## YOUR INSTRUCTIONS
Give the number of lines below that contain the word "duration", and nothing else.

== DATA PROVIDED

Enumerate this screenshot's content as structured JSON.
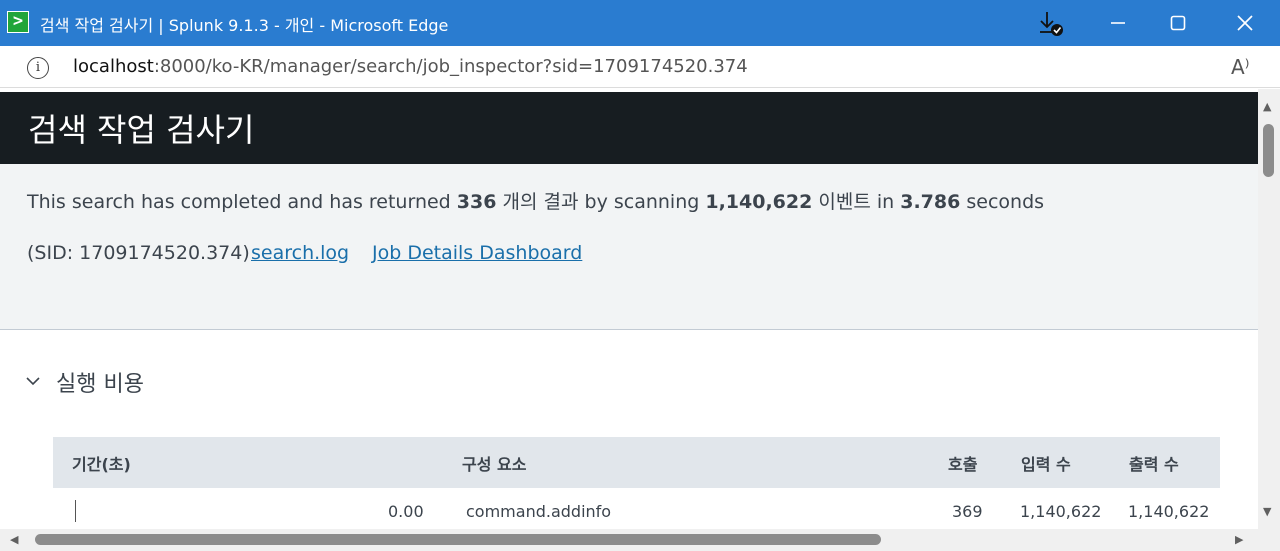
{
  "window": {
    "title": "검색 작업 검사기 | Splunk 9.1.3 - 개인 - Microsoft Edge",
    "app_icon_glyph": ">",
    "accent": "#2a7cd0"
  },
  "address_bar": {
    "host": "localhost",
    "path": ":8000/ko-KR/manager/search/job_inspector?sid=1709174520.374",
    "read_aloud_glyph": "A⁾"
  },
  "page": {
    "title": "검색 작업 검사기",
    "summary": {
      "part1": "This search has completed and has returned ",
      "result_count": "336",
      "part2": " 개의 결과 by scanning ",
      "event_count": "1,140,622",
      "part3": " 이벤트 in ",
      "duration": "3.786",
      "part4": " seconds"
    },
    "sid_text": "(SID: 1709174520.374)",
    "links": {
      "search_log": "search.log",
      "job_details": "Job Details Dashboard"
    },
    "section": {
      "toggle_glyph": "⌄",
      "title": "실행 비용"
    },
    "table": {
      "headers": {
        "duration": "기간(초)",
        "component": "구성 요소",
        "calls": "호출",
        "input_count": "입력 수",
        "output_count": "출력 수"
      },
      "rows": [
        {
          "duration": "0.00",
          "component": "command.addinfo",
          "calls": "369",
          "input_count": "1,140,622",
          "output_count": "1,140,622"
        }
      ]
    }
  }
}
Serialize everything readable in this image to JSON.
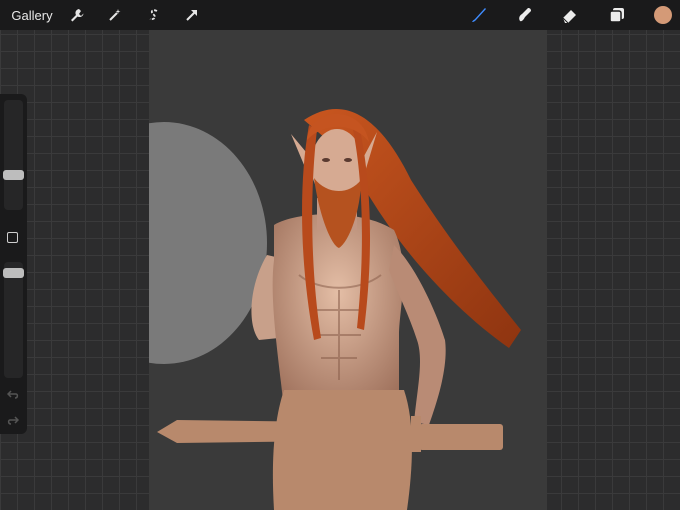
{
  "topbar": {
    "gallery_label": "Gallery",
    "actions_icon": "wrench-icon",
    "adjustments_icon": "magic-wand-icon",
    "selection_icon": "selection-s-icon",
    "transform_icon": "arrow-icon",
    "brush_icon": "brush-icon",
    "smudge_icon": "smudge-icon",
    "eraser_icon": "eraser-icon",
    "layers_icon": "layers-icon",
    "active_color": "#d49a77"
  },
  "sidebar": {
    "brush_size_level": 0.55,
    "opacity_level": 0.08,
    "modify_icon": "square-icon",
    "undo_icon": "undo-icon",
    "redo_icon": "redo-icon"
  },
  "colors": {
    "accent_blue": "#3f8cff",
    "skin": "#c79a80",
    "hair": "#b84a1c",
    "sword": "#b8896c",
    "shield": "#7a7a7a"
  }
}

====

## OUTPUT BELOW
3